## Tarefas a realizar
[a] Indique se cada afirmação concorda com o artigo sobre o pluralismo religioso, respondendo sim ou não e citando as palavras decisivas do artigo: (i) a investigação teológica tem sido importante para a missão evangelizadora da Igreja em todas as épocas; (ii) a palavra de Deus está contida apenas na tradição viva da Igreja; (iii) o conhecimento da palavra de Deus enriquece apenas os teólogos.
[b] Transcreva do artigo sobre o pluralismo religioso o trecho que vai de "Artigo Ilustrativo da" até "1 Pd 3, 15).".
[c] Prossiga a redação do artigo sobre o pluralismo religioso a partir do ponto em que termina.

## Texto fornecido

┏━━

Artigo Ilustrativo da Notificação a propósito do livro de Jacques Dupuis: Para uma Teologia Cristã do Pluralismo Religioso

Congregação para a Doutrina Fé

1.
Em todas as épocas a investigação teológica tem sido importante para a missão
evangelizadora da Igreja em resposta ao desígnio de Deus, que deseja “que todos
os homens se salvem e conheçam a verdade” (1 Tm 2, 4). De facto, o conhecimento
cada vez mais profundo da palavra de Deus, contida na Escritura inspirada e
transmitida pela tradição viva da Igreja, enriquece todo o povo de Deus, “sal
da terra” e “luz do mundo” (Mt 5, 13 s), ajudando-o tanto a dar testemunho da
verdade da revelação cristã como a responder, a quantos lha perguntarem, acerca
da razão da sua esperança (cf. 1 Pd 3, 15).

┗━━

## Material fornecido
┏━━

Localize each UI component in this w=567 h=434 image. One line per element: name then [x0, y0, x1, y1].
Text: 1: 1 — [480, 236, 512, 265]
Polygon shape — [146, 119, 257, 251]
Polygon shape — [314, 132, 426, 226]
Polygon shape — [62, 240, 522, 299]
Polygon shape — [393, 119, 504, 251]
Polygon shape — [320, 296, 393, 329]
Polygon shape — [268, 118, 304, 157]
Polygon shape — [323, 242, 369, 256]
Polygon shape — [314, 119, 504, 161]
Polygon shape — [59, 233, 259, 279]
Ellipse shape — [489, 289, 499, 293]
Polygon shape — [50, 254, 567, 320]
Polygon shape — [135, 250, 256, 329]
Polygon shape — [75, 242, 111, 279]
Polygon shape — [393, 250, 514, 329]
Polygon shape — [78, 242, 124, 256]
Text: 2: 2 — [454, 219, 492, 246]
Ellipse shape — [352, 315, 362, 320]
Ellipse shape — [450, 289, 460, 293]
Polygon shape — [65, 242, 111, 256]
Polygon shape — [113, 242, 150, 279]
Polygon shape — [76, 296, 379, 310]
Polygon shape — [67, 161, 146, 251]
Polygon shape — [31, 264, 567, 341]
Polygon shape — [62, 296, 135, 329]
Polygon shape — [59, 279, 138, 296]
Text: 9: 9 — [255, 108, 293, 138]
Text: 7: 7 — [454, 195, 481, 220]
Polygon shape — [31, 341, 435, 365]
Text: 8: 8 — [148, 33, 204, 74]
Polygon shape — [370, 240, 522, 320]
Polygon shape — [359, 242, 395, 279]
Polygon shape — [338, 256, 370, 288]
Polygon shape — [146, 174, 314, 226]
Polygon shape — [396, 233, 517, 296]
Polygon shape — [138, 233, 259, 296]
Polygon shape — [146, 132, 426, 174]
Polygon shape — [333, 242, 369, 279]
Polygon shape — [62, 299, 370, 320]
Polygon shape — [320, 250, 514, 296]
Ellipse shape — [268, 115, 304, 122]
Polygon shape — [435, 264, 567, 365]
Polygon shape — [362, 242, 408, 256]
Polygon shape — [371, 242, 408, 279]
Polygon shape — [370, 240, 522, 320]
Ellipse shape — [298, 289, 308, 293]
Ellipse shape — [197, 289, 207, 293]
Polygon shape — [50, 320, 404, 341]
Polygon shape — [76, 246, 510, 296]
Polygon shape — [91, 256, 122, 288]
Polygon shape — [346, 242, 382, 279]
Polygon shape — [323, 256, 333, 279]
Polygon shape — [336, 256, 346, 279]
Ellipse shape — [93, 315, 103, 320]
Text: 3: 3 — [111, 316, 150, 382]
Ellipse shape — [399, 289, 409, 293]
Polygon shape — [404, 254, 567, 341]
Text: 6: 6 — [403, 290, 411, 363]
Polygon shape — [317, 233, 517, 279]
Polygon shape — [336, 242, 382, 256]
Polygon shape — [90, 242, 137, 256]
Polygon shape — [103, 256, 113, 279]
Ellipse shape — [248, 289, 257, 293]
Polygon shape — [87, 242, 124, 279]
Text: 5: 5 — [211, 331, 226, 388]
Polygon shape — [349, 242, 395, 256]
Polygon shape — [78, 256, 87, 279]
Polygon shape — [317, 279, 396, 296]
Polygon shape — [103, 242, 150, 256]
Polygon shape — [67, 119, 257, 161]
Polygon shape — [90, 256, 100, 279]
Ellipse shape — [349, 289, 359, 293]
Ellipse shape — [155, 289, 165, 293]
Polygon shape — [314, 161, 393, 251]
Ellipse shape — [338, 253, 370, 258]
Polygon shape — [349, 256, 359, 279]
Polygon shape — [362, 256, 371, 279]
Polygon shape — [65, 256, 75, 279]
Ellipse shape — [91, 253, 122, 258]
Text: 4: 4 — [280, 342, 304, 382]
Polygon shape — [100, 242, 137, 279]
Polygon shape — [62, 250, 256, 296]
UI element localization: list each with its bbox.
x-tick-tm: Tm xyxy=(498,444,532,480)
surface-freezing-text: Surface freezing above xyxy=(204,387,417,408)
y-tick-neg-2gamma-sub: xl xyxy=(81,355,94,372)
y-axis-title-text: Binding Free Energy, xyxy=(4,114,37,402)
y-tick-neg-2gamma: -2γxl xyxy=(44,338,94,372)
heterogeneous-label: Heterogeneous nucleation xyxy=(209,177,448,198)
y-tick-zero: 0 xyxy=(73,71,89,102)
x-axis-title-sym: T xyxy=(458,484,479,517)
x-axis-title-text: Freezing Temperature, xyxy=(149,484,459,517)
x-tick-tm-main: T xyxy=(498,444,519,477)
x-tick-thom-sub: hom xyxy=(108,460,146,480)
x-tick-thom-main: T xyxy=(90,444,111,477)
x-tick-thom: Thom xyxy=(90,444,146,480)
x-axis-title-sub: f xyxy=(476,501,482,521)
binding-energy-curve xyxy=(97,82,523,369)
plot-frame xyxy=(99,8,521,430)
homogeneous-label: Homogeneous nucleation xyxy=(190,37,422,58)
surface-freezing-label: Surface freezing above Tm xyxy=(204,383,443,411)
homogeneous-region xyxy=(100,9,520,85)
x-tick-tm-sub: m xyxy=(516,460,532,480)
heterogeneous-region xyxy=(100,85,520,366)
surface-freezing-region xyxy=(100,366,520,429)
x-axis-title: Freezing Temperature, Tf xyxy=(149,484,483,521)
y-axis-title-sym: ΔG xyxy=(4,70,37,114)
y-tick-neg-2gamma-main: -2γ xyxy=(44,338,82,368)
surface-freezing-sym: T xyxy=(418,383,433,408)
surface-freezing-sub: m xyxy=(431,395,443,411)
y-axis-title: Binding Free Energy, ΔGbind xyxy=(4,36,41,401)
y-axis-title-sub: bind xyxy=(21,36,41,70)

┗━━

## Resultados esperados
[a]
(i) Sim: “Em todas as épocas a investigação teológica tem sido importante para a missão”.
(ii) Não: “contida na Escritura inspirada”.
(iii) Não: “enriquece todo o povo de Deus”.

[b]
Artigo Ilustrativo da Notificação a propósito do livro de Jacques Dupuis: Para uma Teologia Cristã do Pluralismo Religioso

Congregação para a Doutrina Fé

1.
Em todas as épocas a investigação teológica tem sido importante para a missão
evangelizadora da Igreja em resposta ao desígnio de Deus, que deseja “que todos
os homens se salvem e conheçam a verdade” (1 Tm 2, 4). De facto, o conhecimento
cada vez mais profundo da palavra de Deus, contida na Escritura inspirada e
transmitida pela tradição viva da Igreja, enriquece todo o povo de Deus, “sal
da terra” e “luz do mundo” (Mt 5, 13 s), ajudando-o tanto a dar testemunho da
verdade da revelação cristã como a responder, a quantos lha perguntarem, acerca
da razão da sua esperança (cf. 1 Pd 3, 15).

[c]
A
teologia demonstra-se ainda mais importante em tempos, como os nossos, de
grandes mudanças culturais e espirituais, que, lançando novos problemas e
interrogações à consciência de fé da Igreja, requerem respostas e soluções
novas e até mesmo audazes. Não se pode negar o facto de que hoje a presença do
pluralismo religioso impõe aos cristãos uma renovada tomada de consciência do
lugar que as outras religiões ocupam no plano salvífico de Deus Uno e Trino.
Neste contexto, a teologia é chamada a dar uma resposta que, à luz da revelação
e do magistério da Igreja, justifique o significado e o valor das outras
tradições religiosas, que com consciente e renovado protagonismo continuam a
guiar e a animar a vida de milhões de pessoas em todas as partes do mundo.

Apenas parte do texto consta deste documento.